## Objective
Pull out every line from the listing that has the word "Price".

## Excerpted data

□ □ □ □ □

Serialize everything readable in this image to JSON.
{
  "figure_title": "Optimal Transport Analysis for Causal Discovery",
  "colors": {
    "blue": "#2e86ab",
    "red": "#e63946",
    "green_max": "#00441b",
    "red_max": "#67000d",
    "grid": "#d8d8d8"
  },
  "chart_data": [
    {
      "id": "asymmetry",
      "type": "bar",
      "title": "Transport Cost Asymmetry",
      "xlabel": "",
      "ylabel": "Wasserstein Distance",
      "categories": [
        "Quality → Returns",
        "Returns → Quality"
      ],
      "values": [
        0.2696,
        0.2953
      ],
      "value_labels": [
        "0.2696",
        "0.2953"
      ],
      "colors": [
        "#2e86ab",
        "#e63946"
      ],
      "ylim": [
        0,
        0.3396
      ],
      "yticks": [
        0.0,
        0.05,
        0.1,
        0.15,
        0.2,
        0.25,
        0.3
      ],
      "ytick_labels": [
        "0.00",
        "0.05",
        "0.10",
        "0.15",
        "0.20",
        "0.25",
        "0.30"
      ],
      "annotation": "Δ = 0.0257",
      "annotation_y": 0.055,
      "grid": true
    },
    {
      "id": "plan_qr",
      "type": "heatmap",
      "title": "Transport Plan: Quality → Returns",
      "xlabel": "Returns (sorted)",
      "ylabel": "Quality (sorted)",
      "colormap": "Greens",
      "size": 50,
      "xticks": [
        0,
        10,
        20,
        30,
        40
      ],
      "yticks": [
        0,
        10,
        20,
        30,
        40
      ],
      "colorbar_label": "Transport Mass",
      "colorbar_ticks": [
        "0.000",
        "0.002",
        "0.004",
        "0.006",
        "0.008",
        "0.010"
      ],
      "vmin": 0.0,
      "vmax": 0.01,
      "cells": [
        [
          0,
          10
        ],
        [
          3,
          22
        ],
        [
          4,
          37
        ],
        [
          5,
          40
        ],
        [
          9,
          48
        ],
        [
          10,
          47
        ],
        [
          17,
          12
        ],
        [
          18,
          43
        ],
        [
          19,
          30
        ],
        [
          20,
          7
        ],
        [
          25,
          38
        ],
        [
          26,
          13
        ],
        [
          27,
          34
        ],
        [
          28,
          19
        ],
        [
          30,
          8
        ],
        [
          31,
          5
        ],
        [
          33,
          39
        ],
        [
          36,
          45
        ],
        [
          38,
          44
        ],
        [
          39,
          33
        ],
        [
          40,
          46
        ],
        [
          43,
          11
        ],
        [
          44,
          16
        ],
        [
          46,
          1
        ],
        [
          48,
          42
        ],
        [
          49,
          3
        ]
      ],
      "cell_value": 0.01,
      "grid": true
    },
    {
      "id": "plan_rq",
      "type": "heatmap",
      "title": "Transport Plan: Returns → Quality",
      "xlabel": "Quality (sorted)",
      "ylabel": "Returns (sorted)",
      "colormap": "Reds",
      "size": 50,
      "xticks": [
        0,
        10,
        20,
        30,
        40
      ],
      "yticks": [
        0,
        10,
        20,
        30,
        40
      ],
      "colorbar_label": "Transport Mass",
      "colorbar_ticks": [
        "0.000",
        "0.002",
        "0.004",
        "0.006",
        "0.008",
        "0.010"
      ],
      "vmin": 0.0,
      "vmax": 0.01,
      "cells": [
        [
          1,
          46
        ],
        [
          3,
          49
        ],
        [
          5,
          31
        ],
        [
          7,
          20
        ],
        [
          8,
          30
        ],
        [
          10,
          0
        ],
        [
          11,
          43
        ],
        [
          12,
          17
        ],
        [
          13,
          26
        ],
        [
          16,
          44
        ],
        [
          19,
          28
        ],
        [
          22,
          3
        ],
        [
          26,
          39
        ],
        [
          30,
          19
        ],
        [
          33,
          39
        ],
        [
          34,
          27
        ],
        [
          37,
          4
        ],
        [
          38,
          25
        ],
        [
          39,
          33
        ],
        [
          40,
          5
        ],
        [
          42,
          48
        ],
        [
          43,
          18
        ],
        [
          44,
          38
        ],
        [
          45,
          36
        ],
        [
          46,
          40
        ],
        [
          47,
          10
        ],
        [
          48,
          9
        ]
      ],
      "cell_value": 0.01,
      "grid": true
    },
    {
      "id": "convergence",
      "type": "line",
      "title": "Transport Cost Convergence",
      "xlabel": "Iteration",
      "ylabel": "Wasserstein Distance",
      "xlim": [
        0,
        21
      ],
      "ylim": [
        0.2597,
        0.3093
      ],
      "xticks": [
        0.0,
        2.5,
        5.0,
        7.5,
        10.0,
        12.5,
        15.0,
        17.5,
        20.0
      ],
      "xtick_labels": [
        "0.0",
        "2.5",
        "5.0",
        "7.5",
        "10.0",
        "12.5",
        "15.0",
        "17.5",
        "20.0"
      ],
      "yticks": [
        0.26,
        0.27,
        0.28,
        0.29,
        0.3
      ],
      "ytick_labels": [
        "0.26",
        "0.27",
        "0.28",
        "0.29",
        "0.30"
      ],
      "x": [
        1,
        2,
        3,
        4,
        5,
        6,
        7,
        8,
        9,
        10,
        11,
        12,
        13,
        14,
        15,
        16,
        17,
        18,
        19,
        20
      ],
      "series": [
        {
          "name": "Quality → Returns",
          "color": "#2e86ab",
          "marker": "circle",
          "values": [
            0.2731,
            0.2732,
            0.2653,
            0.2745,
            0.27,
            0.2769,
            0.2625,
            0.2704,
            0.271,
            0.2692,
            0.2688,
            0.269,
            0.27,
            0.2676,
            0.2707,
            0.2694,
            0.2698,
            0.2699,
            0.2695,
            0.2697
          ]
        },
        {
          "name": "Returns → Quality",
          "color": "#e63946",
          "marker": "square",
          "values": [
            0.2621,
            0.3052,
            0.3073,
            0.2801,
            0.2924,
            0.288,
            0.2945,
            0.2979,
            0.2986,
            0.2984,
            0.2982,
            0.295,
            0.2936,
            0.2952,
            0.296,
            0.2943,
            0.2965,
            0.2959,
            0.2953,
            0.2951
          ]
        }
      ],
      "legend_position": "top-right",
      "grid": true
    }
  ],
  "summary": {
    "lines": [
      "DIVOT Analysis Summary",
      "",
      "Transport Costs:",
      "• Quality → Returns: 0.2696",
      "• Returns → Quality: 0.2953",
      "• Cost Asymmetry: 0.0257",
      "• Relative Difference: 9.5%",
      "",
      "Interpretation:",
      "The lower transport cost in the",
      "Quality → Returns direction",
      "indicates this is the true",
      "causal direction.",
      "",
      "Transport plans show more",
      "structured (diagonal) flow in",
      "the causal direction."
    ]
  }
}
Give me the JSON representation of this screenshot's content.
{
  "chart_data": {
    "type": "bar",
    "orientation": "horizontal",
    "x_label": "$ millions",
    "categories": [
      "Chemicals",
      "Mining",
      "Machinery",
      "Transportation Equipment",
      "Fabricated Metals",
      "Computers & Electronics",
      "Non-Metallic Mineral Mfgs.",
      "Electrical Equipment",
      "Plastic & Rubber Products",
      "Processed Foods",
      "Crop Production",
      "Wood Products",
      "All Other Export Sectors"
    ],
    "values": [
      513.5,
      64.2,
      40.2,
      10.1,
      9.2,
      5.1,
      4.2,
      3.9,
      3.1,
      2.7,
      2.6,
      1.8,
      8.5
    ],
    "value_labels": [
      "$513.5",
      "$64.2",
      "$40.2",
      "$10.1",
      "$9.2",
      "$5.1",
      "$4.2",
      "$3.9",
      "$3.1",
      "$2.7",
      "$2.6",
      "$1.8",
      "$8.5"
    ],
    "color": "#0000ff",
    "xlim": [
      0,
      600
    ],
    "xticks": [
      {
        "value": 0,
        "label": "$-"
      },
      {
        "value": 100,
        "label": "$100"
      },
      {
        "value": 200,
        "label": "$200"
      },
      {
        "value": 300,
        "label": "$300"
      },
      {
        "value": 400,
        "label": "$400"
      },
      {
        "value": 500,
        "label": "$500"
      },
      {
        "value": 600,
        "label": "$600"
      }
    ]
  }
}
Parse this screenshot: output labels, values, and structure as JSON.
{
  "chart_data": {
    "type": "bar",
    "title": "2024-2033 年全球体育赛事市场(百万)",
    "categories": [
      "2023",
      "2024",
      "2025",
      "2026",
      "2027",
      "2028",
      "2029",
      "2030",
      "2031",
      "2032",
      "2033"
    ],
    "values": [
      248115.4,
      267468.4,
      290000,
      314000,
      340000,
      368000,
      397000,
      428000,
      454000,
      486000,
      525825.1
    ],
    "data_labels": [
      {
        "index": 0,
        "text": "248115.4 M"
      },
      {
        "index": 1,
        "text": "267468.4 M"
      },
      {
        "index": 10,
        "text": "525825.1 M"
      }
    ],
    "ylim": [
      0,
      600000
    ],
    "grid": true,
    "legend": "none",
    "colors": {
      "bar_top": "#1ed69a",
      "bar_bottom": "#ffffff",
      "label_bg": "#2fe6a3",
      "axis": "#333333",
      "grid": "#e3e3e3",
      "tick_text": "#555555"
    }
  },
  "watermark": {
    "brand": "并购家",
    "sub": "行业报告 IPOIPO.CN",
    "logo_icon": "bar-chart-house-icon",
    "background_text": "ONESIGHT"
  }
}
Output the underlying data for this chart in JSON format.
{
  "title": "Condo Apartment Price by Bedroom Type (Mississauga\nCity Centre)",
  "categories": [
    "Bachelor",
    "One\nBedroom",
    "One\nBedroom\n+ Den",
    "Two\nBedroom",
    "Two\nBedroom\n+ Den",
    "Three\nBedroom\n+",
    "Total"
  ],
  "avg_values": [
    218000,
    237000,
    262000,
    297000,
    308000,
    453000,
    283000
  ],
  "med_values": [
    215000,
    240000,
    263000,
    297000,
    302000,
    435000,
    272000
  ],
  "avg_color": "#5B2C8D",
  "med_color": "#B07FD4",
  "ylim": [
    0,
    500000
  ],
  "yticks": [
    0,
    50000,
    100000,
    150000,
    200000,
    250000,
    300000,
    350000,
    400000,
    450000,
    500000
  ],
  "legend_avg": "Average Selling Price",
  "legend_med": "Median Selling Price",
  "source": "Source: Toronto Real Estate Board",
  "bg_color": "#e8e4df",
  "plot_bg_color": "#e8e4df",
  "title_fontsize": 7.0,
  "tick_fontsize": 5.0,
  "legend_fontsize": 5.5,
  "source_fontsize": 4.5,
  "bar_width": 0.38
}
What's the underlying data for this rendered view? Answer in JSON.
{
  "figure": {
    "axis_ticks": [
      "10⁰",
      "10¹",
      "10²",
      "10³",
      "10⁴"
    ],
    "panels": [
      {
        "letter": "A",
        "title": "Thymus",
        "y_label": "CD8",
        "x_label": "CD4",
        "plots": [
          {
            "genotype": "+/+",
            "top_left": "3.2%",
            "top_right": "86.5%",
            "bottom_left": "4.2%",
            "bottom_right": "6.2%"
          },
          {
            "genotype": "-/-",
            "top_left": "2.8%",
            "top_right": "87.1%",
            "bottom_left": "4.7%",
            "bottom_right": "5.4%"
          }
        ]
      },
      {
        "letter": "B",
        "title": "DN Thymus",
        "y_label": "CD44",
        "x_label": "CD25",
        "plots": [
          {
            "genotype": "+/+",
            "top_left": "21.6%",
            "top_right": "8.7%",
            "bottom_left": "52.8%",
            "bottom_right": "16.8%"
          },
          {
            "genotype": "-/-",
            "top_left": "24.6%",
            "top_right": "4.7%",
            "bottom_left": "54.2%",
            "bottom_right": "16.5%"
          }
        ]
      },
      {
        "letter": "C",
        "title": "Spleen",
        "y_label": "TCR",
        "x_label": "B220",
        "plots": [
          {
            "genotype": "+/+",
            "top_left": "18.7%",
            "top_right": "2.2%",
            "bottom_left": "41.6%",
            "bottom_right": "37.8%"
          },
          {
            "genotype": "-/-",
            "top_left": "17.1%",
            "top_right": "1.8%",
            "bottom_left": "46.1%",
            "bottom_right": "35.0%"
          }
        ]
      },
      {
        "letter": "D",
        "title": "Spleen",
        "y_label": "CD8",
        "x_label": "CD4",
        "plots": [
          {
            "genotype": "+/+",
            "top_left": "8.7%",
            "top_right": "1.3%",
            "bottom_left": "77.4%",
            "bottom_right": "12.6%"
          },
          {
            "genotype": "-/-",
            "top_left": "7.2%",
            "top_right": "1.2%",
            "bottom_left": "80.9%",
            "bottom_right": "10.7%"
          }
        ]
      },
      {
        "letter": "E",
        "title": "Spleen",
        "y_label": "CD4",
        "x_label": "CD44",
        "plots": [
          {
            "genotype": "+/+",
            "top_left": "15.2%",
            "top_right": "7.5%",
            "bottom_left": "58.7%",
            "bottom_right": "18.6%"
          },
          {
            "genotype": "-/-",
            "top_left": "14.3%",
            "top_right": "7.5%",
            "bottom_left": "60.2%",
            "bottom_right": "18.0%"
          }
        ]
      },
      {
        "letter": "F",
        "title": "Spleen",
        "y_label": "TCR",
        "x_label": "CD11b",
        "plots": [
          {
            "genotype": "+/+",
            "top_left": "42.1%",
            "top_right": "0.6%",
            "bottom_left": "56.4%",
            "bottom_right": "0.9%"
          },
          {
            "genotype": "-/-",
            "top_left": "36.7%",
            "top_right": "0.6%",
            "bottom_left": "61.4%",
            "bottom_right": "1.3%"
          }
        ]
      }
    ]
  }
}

□ □ □ □ □

## Result
  "title": "Condo Apartment Price by Bedroom Type (Mississauga\nCity Centre)",
  "legend_avg": "Average Selling Price",
  "legend_med": "Median Selling Price",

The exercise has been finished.